◆ **YOUR TASK**
Duplicate the records starting with the line that contains "list-item: 双子座——玩世不恭，但可以是好朋友. xyxy=(78,816,321,832)" and going on through the line that contains "section-rat xyxy=(78,178,758,603)", both included.

● ● ● ● ● ● ●

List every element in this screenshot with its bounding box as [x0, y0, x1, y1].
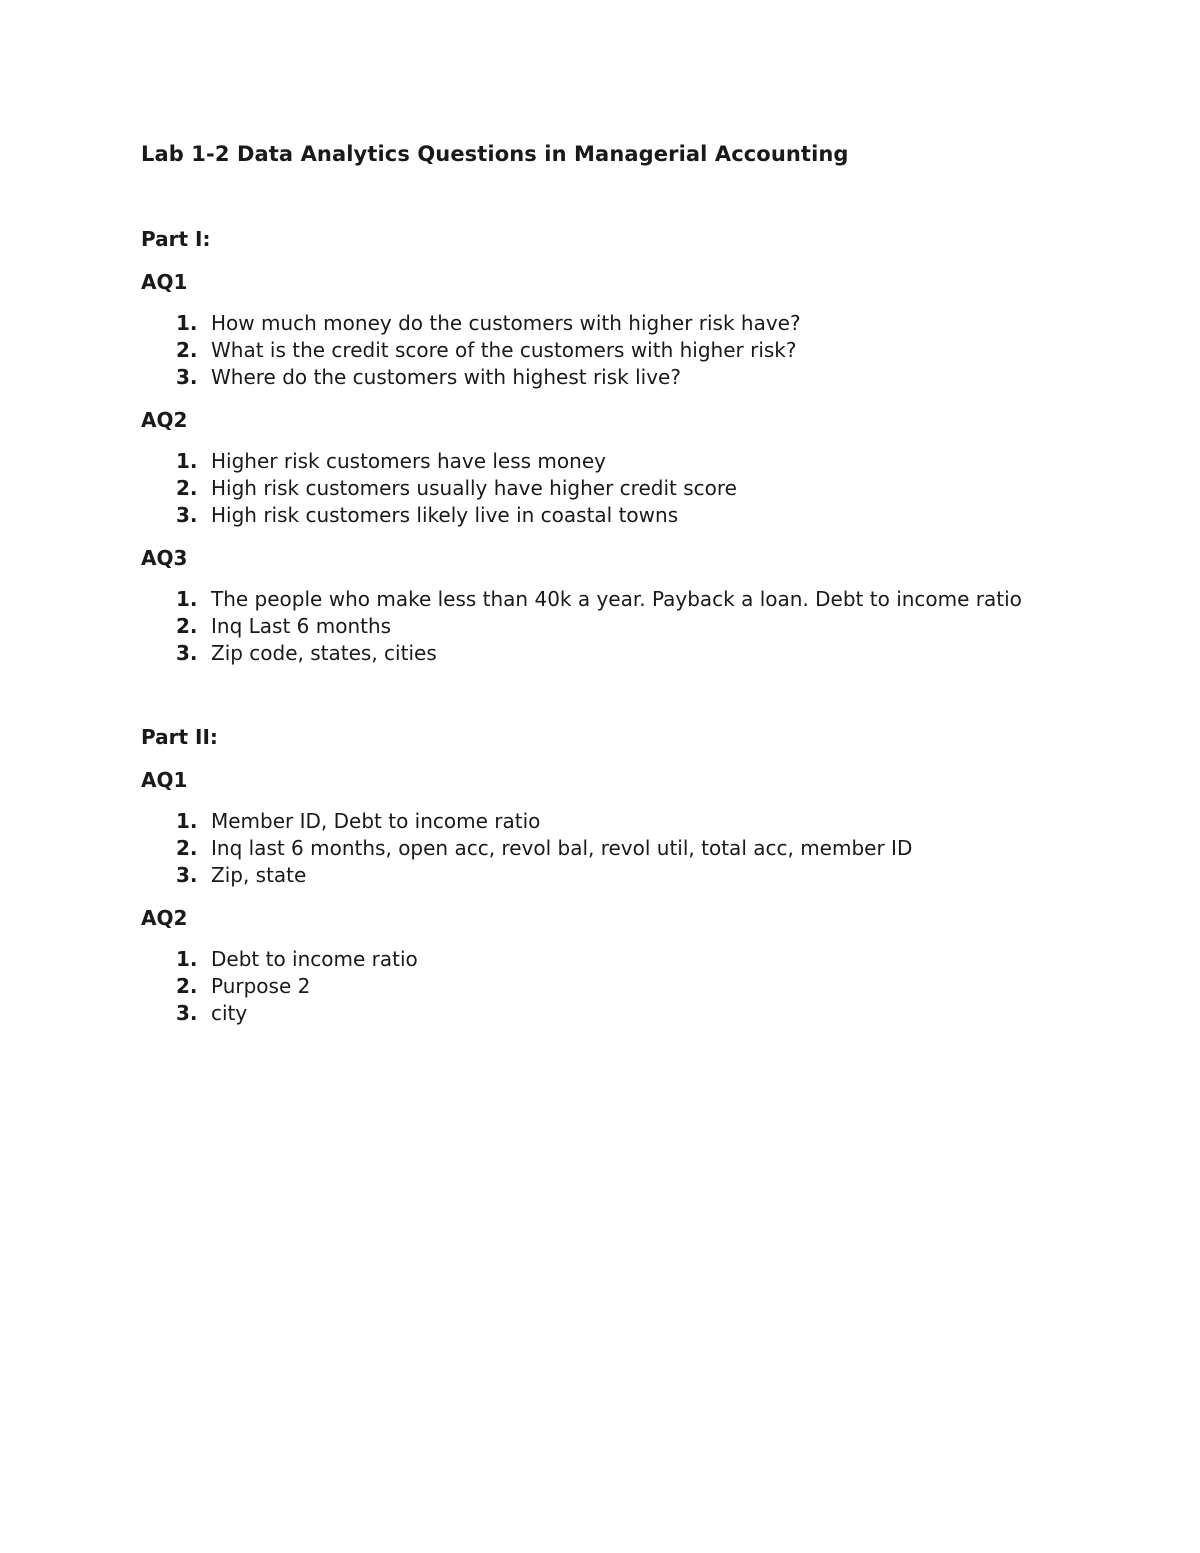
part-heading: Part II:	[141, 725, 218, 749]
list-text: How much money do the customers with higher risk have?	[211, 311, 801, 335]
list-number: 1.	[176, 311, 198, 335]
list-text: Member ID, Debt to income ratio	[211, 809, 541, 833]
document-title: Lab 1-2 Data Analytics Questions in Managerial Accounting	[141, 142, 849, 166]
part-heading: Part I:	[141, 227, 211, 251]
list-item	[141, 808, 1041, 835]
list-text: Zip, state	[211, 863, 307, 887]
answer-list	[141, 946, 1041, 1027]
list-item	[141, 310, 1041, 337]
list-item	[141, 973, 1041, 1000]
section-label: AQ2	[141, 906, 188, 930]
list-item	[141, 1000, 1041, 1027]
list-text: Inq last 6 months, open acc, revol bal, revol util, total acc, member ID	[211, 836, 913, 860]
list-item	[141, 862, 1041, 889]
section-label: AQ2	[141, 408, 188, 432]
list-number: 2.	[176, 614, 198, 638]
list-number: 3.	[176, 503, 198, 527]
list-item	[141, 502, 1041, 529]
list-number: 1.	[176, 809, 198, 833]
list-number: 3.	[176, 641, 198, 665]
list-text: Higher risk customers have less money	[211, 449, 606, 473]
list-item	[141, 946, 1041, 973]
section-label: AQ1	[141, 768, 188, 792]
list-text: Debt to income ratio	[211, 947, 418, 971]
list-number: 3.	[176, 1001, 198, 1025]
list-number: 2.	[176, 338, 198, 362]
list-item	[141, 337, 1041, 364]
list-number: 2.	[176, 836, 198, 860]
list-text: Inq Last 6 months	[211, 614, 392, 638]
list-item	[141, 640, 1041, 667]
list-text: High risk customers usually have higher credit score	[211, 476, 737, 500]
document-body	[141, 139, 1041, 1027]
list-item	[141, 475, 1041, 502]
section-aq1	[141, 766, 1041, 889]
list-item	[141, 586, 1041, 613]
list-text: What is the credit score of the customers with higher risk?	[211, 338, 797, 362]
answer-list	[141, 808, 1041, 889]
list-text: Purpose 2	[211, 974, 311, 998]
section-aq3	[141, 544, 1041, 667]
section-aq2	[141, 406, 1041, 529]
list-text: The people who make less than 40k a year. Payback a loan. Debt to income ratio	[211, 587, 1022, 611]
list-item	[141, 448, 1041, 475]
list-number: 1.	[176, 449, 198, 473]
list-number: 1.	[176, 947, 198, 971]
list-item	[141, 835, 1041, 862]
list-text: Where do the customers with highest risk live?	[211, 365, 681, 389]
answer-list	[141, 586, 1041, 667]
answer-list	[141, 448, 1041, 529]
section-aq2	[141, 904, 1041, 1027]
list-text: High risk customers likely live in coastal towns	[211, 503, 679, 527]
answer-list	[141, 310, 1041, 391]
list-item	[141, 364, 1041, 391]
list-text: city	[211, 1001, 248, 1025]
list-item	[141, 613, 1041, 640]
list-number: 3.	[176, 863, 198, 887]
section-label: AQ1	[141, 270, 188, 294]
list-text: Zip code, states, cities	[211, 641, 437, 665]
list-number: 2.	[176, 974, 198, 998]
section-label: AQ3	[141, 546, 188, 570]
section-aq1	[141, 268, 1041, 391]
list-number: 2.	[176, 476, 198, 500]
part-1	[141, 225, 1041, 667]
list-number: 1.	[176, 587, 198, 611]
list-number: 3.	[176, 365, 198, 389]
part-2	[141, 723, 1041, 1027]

● ● ● ● ● ● ●

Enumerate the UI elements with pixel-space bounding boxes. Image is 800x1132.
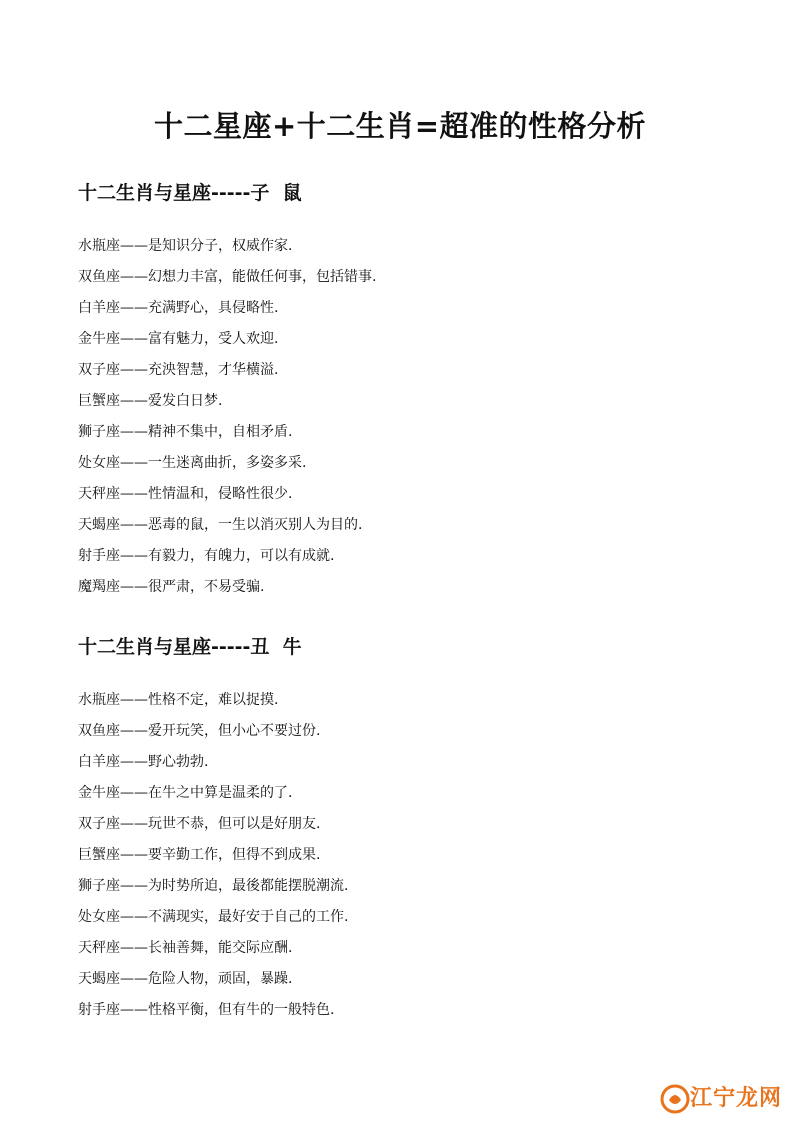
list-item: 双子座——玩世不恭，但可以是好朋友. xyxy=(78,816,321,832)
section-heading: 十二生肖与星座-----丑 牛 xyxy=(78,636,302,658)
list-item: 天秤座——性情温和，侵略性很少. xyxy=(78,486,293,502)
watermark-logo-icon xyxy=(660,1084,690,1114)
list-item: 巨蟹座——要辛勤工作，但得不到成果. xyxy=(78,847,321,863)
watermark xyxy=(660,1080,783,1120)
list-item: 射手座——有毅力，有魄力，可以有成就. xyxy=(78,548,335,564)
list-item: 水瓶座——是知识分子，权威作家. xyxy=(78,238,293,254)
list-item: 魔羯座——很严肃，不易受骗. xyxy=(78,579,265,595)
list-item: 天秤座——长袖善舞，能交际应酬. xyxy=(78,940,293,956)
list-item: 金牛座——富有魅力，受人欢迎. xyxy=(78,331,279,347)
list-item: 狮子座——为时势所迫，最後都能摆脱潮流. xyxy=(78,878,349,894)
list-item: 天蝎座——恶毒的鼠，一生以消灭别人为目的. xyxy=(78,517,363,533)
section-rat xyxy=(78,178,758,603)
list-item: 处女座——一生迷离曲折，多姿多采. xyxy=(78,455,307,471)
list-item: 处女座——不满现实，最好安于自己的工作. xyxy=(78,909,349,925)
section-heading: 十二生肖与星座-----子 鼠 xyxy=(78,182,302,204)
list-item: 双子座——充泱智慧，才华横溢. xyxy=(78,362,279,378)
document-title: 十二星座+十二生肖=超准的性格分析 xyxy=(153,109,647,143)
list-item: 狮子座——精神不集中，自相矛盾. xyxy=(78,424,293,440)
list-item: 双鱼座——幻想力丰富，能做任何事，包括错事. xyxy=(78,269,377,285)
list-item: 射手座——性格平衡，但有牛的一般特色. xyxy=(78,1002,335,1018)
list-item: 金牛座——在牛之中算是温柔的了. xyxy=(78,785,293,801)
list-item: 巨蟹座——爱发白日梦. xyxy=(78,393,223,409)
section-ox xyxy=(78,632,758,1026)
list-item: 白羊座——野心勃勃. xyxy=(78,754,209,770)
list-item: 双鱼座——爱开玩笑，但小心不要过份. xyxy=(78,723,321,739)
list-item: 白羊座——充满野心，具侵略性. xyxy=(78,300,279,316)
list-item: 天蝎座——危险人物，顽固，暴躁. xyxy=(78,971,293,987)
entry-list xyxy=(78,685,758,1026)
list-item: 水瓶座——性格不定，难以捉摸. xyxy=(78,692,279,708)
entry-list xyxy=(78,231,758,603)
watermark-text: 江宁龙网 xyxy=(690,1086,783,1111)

● ● ● ● ● ● ●

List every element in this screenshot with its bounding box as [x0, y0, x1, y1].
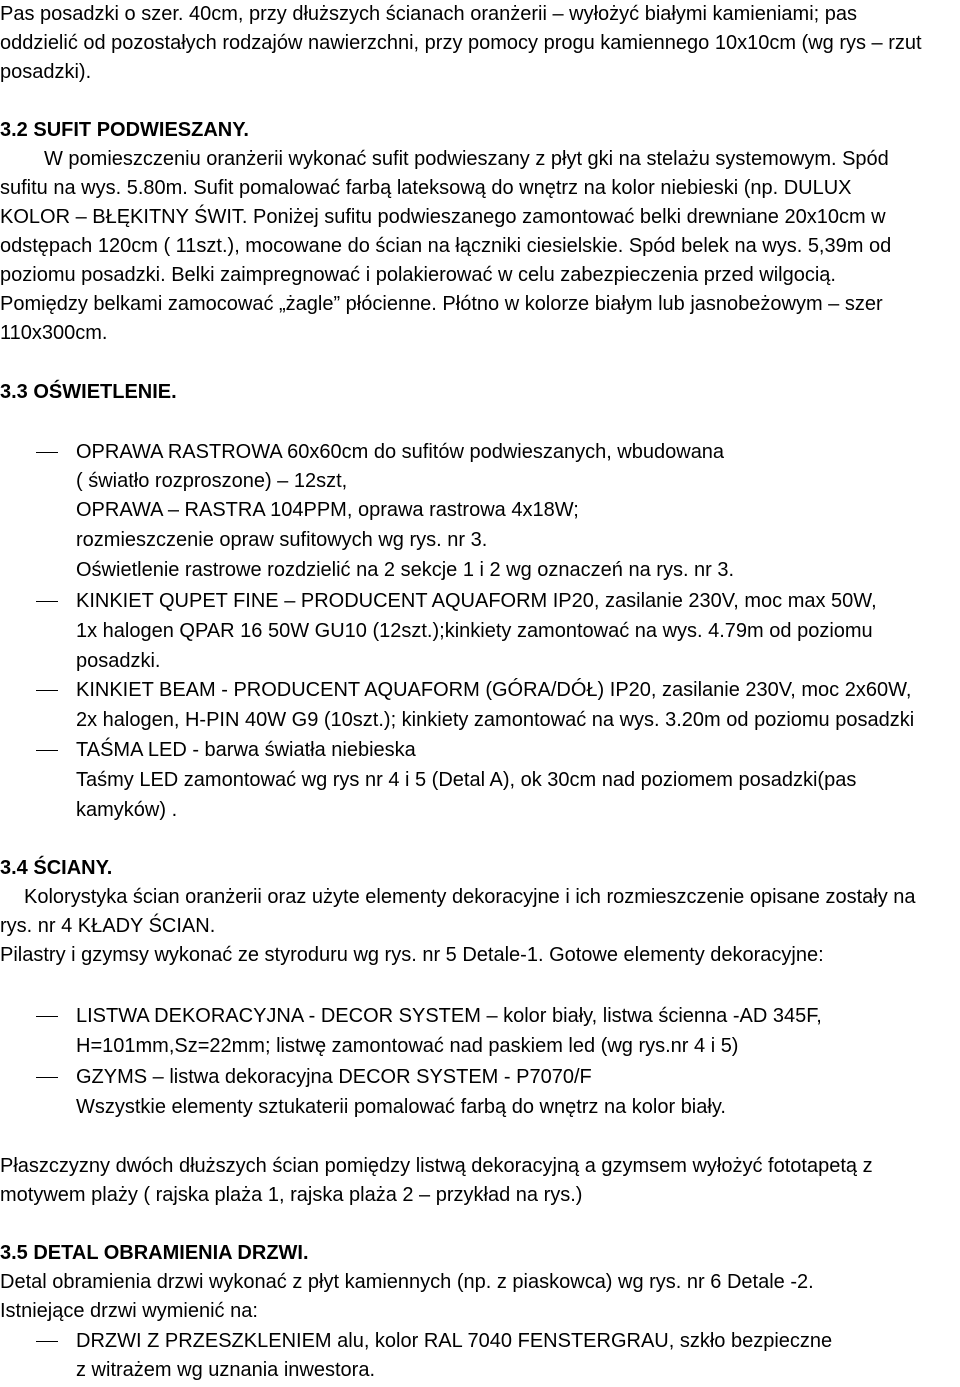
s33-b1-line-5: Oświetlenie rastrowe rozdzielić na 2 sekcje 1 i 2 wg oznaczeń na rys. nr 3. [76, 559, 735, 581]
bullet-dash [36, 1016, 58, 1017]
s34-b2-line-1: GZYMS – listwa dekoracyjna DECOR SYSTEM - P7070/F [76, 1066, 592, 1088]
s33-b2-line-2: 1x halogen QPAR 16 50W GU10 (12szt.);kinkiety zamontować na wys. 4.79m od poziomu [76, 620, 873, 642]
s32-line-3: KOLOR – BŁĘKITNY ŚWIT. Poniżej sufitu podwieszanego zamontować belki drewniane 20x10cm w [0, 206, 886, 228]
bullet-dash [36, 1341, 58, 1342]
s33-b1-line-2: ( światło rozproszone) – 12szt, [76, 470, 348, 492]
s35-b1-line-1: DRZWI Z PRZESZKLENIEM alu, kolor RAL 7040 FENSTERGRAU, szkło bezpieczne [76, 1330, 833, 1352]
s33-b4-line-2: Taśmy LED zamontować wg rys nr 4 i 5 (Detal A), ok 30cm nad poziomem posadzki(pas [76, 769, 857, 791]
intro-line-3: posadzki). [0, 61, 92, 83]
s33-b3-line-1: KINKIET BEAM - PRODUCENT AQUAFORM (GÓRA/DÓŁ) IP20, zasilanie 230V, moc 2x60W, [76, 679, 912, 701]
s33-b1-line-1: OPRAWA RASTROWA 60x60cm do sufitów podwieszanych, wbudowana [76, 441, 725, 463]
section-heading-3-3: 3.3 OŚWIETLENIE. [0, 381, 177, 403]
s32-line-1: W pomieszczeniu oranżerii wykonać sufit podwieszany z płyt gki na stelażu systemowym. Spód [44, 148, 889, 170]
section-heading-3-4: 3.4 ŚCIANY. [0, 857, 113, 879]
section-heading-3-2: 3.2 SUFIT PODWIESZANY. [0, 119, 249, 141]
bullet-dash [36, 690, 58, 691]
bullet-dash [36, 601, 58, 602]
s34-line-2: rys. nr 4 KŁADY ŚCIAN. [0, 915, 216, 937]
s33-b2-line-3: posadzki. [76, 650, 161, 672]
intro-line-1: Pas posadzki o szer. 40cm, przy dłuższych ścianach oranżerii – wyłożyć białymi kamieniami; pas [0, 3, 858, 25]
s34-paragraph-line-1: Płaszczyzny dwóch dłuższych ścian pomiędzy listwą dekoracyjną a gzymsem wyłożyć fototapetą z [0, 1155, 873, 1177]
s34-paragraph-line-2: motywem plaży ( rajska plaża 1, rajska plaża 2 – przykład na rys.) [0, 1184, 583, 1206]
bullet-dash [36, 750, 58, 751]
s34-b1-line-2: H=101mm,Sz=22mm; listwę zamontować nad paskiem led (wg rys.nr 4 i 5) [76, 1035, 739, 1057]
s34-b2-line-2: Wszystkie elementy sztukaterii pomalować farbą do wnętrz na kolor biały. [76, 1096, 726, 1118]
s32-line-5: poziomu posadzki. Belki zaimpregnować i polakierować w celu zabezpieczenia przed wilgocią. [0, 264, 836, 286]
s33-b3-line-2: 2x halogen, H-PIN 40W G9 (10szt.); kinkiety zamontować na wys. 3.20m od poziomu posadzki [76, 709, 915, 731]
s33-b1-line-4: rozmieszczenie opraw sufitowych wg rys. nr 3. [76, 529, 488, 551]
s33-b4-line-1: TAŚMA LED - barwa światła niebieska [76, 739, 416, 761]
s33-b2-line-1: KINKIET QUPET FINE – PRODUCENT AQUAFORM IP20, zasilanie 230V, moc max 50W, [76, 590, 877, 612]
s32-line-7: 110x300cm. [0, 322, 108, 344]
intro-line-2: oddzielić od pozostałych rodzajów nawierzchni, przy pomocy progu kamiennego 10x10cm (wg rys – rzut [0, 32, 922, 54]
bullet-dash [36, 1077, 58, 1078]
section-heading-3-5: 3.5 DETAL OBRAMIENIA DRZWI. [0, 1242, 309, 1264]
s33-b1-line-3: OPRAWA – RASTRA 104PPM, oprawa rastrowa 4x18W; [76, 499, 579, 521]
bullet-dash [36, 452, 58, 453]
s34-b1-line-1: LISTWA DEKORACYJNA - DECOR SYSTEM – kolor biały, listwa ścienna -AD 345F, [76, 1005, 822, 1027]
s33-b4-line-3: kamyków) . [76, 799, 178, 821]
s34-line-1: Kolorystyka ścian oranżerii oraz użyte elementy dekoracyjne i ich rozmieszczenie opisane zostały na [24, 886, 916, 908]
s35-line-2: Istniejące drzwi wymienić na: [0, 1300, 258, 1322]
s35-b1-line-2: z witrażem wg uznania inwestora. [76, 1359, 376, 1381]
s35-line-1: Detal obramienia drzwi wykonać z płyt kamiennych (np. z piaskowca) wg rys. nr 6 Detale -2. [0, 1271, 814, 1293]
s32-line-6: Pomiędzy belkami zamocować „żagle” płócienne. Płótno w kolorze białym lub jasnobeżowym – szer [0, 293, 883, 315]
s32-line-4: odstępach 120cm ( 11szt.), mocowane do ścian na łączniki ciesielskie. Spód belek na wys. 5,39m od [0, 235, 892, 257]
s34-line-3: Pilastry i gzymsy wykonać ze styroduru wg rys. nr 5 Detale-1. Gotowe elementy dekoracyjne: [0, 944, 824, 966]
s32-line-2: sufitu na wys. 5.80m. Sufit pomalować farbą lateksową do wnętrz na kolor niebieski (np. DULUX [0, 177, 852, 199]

● ● ● ● ● ● ●

◆ **PROBLEM SOLUTION**
list-item: 双子座——玩世不恭，但可以是好朋友. xyxy=(78,816,321,832)
section-heading: 十二生肖与星座-----丑 牛 xyxy=(78,636,302,658)
list-item: 天秤座——性情温和，侵略性很少. xyxy=(78,486,293,502)
watermark-logo-icon xyxy=(660,1084,690,1114)
list-item: 巨蟹座——要辛勤工作，但得不到成果. xyxy=(78,847,321,863)
watermark xyxy=(660,1080,783,1120)
list-item: 射手座——有毅力，有魄力，可以有成就. xyxy=(78,548,335,564)
list-item: 水瓶座——是知识分子，权威作家. xyxy=(78,238,293,254)
list-item: 魔羯座——很严肃，不易受骗. xyxy=(78,579,265,595)
list-item: 天秤座——长袖善舞，能交际应酬. xyxy=(78,940,293,956)
list-item: 金牛座——富有魅力，受人欢迎. xyxy=(78,331,279,347)
list-item: 狮子座——为时势所迫，最後都能摆脱潮流. xyxy=(78,878,349,894)
list-item: 天蝎座——恶毒的鼠，一生以消灭别人为目的. xyxy=(78,517,363,533)
section-rat xyxy=(78,178,758,603)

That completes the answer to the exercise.